Task requirements -> Output every entry exactly as written, skipping any pictures.

-- Input for this task start --

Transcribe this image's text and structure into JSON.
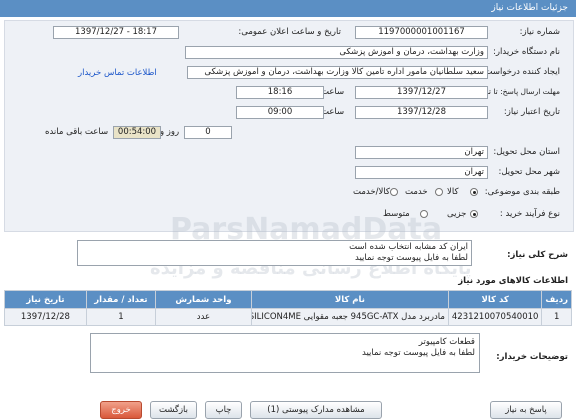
{
  "window": {
    "title": "جزئیات اطلاعات نیاز"
  },
  "form": {
    "need_number_label": "شماره نیاز:",
    "need_number": "1197000001001167",
    "announce_label": "تاریخ و ساعت اعلان عمومی:",
    "announce_value": "1397/12/27 - 18:17",
    "buyer_label": "نام دستگاه خریدار:",
    "buyer_value": "وزارت بهداشت، درمان و آموزش پزشکی",
    "creator_label": "ایجاد کننده درخواست:",
    "creator_value": "سعید سلطانیان مامور اداره تامین کالا وزارت بهداشت، درمان و آموزش پزشکی",
    "contact_link": "اطلاعات تماس خریدار",
    "send_deadline_label": "مهلت ارسال پاسخ: تا تاریخ:",
    "send_date": "1397/12/27",
    "hour_label": "ساعت",
    "send_time": "18:16",
    "validity_label": "تاریخ اعتبار نیاز:",
    "validity_date": "1397/12/28",
    "validity_hour_label": "ساعت",
    "validity_time": "09:00",
    "days_label": "روز و",
    "days_value": "0",
    "remaining_time": "00:54:00",
    "remaining_label": "ساعت باقی مانده",
    "province_label": "استان محل تحویل:",
    "province_value": "تهران",
    "city_label": "شهر محل تحویل:",
    "city_value": "تهران",
    "category_label": "طبقه بندی موضوعی:",
    "category_options": [
      "کالا",
      "خدمت",
      "کالا/خدمت"
    ],
    "category_selected": "کالا",
    "process_label": "نوع فرآیند خرید :",
    "process_options": [
      "جزیی",
      "متوسط"
    ],
    "process_selected": "جزیی"
  },
  "summary": {
    "label": "شرح کلی نیاز:",
    "lines": [
      "ایران کد مشابه انتخاب شده است",
      "لطفا به فایل پیوست توجه نمایید"
    ]
  },
  "goods": {
    "title": "اطلاعات کالاهای مورد نیاز",
    "columns": [
      "ردیف",
      "کد کالا",
      "نام کالا",
      "واحد شمارش",
      "تعداد / مقدار",
      "تاریخ نیاز"
    ],
    "rows": [
      [
        "1",
        "4231210070540010",
        "مادربرد مدل 945GC-ATX جعبه مقوایی SILICON4ME",
        "عدد",
        "1",
        "1397/12/28"
      ]
    ]
  },
  "buyer_notes": {
    "label": "توضیحات خریدار:",
    "lines": [
      "قطعات کامپیوتر",
      "لطفا به فایل پیوست توجه نمایید"
    ]
  },
  "buttons": {
    "exit": "خروج",
    "back": "بازگشت",
    "print": "چاپ",
    "view_attachments": "مشاهده مدارک پیوستی (1)",
    "reply": "پاسخ به نیاز"
  },
  "watermark": {
    "line1": "ParsNamadData",
    "line2": "پایگاه اطلاع رسانی مناقصه و مزایده"
  }
}
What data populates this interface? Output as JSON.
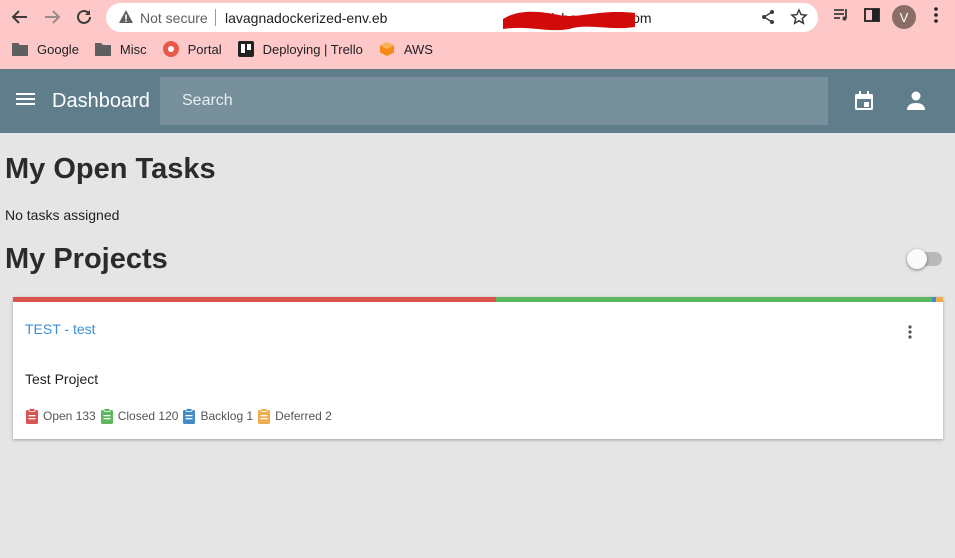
{
  "browser": {
    "security_label": "Not secure",
    "url_prefix": "lavagnadockerized-env.eb",
    "url_suffix": "lasticbeanstalk.com",
    "profile_initial": "V",
    "bookmarks": [
      {
        "label": "Google",
        "icon": "folder-icon"
      },
      {
        "label": "Misc",
        "icon": "folder-icon"
      },
      {
        "label": "Portal",
        "icon": "portal-icon"
      },
      {
        "label": "Deploying | Trello",
        "icon": "trello-icon"
      },
      {
        "label": "AWS",
        "icon": "aws-icon"
      }
    ]
  },
  "app": {
    "title": "Dashboard",
    "search_placeholder": "Search"
  },
  "open_tasks": {
    "heading": "My Open Tasks",
    "empty_text": "No tasks assigned"
  },
  "projects": {
    "heading": "My Projects",
    "items": [
      {
        "name": "TEST - test",
        "description": "Test Project",
        "stats": [
          {
            "label": "Open 133",
            "count": 133,
            "color": "#d9534f"
          },
          {
            "label": "Closed 120",
            "count": 120,
            "color": "#5cb85c"
          },
          {
            "label": "Backlog 1",
            "count": 1,
            "color": "#428bca"
          },
          {
            "label": "Deferred 2",
            "count": 2,
            "color": "#f0ad4e"
          }
        ]
      }
    ]
  },
  "colors": {
    "appbar": "#607d8b",
    "search_bg": "#78909c",
    "link": "#3d8fd1",
    "browser_frame": "#fec8c8"
  }
}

-- Input for this task end --

Exercise solution ->
Transcribe this image's text and structure into JSON.
{
  "window": {
    "title": "جزئیات اطلاعات نیاز"
  },
  "form": {
    "need_number_label": "شماره نیاز:",
    "need_number": "1197000001001167",
    "announce_label": "تاریخ و ساعت اعلان عمومی:",
    "announce_value": "1397/12/27 - 18:17",
    "buyer_label": "نام دستگاه خریدار:",
    "buyer_value": "وزارت بهداشت، درمان و آموزش پزشکی",
    "creator_label": "ایجاد کننده درخواست:",
    "creator_value": "سعید سلطانیان مامور اداره تامین کالا وزارت بهداشت، درمان و آموزش پزشکی",
    "contact_link": "اطلاعات تماس خریدار",
    "send_deadline_label": "مهلت ارسال پاسخ: تا تاریخ:",
    "send_date": "1397/12/27",
    "hour_label": "ساعت",
    "send_time": "18:16",
    "validity_label": "تاریخ اعتبار نیاز:",
    "validity_date": "1397/12/28",
    "validity_hour_label": "ساعت",
    "validity_time": "09:00",
    "days_label": "روز و",
    "days_value": "0",
    "remaining_time": "00:54:00",
    "remaining_label": "ساعت باقی مانده",
    "province_label": "استان محل تحویل:",
    "province_value": "تهران",
    "city_label": "شهر محل تحویل:",
    "city_value": "تهران",
    "category_label": "طبقه بندی موضوعی:",
    "category_options": [
      "کالا",
      "خدمت",
      "کالا/خدمت"
    ],
    "category_selected": "کالا",
    "process_label": "نوع فرآیند خرید :",
    "process_options": [
      "جزیی",
      "متوسط"
    ],
    "process_selected": "جزیی"
  },
  "summary": {
    "label": "شرح کلی نیاز:",
    "lines": [
      "ایران کد مشابه انتخاب شده است",
      "لطفا به فایل پیوست توجه نمایید"
    ]
  },
  "goods": {
    "title": "اطلاعات کالاهای مورد نیاز",
    "columns": [
      "ردیف",
      "کد کالا",
      "نام کالا",
      "واحد شمارش",
      "تعداد / مقدار",
      "تاریخ نیاز"
    ],
    "rows": [
      [
        "1",
        "4231210070540010",
        "مادربرد مدل 945GC-ATX جعبه مقوایی SILICON4ME",
        "عدد",
        "1",
        "1397/12/28"
      ]
    ]
  },
  "buyer_notes": {
    "label": "توضیحات خریدار:",
    "lines": [
      "قطعات کامپیوتر",
      "لطفا به فایل پیوست توجه نمایید"
    ]
  },
  "buttons": {
    "exit": "خروج",
    "back": "بازگشت",
    "print": "چاپ",
    "view_attachments": "مشاهده مدارک پیوستی (1)",
    "reply": "پاسخ به نیاز"
  },
  "watermark": {
    "line1": "ParsNamadData",
    "line2": "پایگاه اطلاع رسانی مناقصه و مزایده"
  }
}
What data populates this interface? Output as JSON.
{
  "browser": {
    "security_label": "Not secure",
    "url_prefix": "lavagnadockerized-env.eb",
    "url_suffix": "lasticbeanstalk.com",
    "profile_initial": "V",
    "bookmarks": [
      {
        "label": "Google",
        "icon": "folder-icon"
      },
      {
        "label": "Misc",
        "icon": "folder-icon"
      },
      {
        "label": "Portal",
        "icon": "portal-icon"
      },
      {
        "label": "Deploying | Trello",
        "icon": "trello-icon"
      },
      {
        "label": "AWS",
        "icon": "aws-icon"
      }
    ]
  },
  "app": {
    "title": "Dashboard",
    "search_placeholder": "Search"
  },
  "open_tasks": {
    "heading": "My Open Tasks",
    "empty_text": "No tasks assigned"
  },
  "projects": {
    "heading": "My Projects",
    "items": [
      {
        "name": "TEST - test",
        "description": "Test Project",
        "stats": [
          {
            "label": "Open 133",
            "count": 133,
            "color": "#d9534f"
          },
          {
            "label": "Closed 120",
            "count": 120,
            "color": "#5cb85c"
          },
          {
            "label": "Backlog 1",
            "count": 1,
            "color": "#428bca"
          },
          {
            "label": "Deferred 2",
            "count": 2,
            "color": "#f0ad4e"
          }
        ]
      }
    ]
  },
  "colors": {
    "appbar": "#607d8b",
    "search_bg": "#78909c",
    "link": "#3d8fd1",
    "browser_frame": "#fec8c8"
  }
}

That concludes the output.